PROBLEM:
Work out how many lines have "trials" in them. Give only that number.

○ ○ ○ ○

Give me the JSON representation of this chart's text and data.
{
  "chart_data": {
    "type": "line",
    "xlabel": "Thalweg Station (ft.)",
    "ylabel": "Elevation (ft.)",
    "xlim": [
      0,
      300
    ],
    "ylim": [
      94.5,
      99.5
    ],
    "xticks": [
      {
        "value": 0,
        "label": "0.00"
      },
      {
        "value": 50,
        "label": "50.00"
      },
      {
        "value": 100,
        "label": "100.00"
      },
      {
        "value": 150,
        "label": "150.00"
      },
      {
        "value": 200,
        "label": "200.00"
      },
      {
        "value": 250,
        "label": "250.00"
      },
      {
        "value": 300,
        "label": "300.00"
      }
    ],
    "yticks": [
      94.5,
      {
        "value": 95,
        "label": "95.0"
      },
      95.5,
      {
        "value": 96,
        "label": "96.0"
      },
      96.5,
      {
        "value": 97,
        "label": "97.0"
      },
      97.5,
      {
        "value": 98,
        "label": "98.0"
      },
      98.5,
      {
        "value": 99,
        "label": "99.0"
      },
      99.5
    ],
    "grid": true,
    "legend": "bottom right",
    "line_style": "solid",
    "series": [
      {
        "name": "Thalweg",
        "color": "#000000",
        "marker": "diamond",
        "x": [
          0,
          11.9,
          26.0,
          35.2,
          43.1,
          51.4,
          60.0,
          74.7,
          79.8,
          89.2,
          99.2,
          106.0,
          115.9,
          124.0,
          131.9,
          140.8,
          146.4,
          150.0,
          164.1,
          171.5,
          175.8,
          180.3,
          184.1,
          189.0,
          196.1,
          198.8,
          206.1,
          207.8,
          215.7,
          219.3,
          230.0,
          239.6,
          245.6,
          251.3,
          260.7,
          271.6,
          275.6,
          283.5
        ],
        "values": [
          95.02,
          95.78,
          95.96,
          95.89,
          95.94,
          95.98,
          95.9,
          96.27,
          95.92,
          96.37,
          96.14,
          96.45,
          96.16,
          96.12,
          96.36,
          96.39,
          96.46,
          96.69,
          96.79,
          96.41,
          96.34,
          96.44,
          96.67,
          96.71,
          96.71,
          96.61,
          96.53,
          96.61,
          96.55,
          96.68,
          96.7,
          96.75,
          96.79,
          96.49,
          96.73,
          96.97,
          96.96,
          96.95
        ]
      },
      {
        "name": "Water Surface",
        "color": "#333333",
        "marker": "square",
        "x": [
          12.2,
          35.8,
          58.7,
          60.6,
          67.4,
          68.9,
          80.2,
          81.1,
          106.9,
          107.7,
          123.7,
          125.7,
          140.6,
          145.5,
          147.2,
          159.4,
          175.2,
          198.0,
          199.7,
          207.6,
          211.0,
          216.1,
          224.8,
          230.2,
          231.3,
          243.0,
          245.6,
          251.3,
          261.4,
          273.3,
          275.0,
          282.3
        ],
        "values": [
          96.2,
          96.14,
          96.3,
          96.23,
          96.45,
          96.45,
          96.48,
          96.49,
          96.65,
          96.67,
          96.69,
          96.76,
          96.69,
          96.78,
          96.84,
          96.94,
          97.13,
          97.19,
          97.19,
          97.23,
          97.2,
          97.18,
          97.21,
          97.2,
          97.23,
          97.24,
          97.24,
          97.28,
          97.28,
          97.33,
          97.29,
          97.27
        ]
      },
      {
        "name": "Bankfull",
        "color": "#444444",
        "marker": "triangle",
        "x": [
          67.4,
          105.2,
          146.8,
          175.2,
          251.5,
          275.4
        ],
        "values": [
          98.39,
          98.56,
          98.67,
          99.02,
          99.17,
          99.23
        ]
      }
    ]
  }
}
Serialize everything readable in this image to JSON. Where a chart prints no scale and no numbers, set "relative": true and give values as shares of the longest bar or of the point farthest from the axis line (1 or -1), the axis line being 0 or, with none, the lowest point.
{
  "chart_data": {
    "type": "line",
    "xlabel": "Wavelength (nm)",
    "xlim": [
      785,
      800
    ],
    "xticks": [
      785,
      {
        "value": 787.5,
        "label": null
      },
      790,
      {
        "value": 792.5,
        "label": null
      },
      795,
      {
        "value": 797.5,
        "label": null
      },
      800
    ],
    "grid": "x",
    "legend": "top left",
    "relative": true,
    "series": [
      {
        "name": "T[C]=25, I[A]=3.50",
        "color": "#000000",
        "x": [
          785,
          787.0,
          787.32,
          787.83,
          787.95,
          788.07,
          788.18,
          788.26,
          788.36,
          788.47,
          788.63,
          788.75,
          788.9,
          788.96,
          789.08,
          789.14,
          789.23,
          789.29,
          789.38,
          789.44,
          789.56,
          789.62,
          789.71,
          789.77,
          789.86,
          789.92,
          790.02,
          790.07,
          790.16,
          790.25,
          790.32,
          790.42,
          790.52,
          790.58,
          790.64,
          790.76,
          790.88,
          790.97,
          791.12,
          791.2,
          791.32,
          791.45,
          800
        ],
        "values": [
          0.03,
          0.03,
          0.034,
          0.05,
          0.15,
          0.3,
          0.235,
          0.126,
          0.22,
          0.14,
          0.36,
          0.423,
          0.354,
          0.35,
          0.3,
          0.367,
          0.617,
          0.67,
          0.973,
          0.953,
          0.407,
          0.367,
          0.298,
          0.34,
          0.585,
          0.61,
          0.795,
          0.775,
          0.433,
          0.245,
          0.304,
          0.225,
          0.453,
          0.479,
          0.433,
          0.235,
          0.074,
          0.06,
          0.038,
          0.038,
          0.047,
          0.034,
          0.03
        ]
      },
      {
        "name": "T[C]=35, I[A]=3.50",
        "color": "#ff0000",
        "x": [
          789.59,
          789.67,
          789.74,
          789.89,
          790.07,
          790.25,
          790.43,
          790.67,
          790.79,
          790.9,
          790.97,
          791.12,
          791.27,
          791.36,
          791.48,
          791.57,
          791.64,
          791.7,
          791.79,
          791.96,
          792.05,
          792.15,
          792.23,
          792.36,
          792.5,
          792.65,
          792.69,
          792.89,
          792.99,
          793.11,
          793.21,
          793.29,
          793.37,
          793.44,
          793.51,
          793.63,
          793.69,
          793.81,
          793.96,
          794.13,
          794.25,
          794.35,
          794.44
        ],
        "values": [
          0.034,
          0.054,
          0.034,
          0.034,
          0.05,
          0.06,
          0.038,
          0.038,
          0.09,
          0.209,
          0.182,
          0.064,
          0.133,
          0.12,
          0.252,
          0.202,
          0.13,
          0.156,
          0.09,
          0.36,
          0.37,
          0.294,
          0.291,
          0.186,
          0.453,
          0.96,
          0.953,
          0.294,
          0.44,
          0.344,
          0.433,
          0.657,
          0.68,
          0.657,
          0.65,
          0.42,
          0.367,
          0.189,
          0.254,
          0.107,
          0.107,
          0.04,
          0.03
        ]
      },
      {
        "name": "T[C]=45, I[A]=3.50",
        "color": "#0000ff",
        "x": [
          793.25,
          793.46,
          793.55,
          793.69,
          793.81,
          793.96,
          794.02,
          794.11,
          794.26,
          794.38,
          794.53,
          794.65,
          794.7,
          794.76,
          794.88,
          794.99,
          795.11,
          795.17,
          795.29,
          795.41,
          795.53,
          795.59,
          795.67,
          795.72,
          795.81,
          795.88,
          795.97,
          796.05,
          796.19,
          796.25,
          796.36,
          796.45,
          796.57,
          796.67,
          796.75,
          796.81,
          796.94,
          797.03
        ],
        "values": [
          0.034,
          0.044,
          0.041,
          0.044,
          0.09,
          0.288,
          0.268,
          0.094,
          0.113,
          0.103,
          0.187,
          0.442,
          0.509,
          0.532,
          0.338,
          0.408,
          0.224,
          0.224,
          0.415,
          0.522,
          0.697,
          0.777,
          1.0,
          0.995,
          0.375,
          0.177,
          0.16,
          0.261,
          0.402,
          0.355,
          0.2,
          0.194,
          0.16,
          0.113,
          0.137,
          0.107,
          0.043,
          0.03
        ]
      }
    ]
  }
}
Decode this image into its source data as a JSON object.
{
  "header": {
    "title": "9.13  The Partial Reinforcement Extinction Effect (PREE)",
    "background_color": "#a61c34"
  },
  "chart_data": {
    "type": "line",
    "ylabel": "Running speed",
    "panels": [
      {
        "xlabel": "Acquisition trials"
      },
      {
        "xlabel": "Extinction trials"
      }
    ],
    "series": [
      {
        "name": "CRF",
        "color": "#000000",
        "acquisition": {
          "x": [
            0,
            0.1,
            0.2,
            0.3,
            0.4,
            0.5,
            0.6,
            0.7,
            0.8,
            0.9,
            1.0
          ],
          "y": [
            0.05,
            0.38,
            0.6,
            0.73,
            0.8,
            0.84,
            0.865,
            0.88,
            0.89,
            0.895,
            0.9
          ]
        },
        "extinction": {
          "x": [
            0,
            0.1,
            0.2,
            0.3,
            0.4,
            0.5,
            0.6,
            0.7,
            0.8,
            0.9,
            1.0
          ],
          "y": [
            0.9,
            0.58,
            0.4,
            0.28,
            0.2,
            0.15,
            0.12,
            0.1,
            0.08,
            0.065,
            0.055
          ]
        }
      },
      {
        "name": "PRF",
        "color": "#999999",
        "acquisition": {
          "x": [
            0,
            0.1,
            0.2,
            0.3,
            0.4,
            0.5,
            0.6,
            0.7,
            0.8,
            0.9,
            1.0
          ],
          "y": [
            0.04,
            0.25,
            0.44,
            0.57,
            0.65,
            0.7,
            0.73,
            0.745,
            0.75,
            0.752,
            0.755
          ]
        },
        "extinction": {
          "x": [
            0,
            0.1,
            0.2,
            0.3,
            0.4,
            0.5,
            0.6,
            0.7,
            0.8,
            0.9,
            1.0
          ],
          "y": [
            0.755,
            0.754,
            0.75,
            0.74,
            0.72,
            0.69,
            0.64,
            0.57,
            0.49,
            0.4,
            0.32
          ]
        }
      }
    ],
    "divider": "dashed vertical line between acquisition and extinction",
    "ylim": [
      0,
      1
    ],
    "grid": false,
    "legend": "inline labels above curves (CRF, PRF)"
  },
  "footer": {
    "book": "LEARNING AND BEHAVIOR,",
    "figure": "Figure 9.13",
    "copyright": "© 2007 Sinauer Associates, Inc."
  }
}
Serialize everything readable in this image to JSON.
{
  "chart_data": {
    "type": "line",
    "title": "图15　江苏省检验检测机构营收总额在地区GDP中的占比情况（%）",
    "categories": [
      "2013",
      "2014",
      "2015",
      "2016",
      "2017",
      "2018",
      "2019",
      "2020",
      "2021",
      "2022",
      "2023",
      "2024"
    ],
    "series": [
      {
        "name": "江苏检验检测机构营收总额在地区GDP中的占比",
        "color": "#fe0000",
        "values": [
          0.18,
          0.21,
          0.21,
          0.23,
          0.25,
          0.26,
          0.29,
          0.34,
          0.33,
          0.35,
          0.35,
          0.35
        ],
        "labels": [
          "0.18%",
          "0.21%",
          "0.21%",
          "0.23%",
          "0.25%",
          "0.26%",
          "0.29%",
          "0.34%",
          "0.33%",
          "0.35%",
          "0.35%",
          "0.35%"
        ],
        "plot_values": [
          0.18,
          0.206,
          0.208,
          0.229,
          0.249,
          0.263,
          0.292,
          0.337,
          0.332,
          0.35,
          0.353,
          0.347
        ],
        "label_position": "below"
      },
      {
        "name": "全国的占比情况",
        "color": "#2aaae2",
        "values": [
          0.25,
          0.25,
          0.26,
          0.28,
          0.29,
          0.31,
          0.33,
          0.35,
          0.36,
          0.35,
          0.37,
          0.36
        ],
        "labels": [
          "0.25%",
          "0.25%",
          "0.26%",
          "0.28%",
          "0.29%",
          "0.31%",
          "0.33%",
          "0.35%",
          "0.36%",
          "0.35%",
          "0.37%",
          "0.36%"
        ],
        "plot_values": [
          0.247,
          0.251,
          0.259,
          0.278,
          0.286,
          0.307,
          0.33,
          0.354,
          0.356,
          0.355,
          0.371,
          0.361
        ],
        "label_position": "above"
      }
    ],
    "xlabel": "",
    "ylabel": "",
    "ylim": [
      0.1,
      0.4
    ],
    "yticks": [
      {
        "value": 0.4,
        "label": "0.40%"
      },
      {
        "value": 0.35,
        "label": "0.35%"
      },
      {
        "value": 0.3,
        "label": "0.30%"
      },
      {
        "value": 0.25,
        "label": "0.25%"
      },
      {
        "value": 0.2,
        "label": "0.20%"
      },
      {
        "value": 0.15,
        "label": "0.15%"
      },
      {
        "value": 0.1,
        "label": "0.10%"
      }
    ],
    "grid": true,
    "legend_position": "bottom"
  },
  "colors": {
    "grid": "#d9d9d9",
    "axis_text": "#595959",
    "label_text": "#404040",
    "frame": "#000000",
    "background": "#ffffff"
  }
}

○ ○ ○ ○

OUTPUT:
2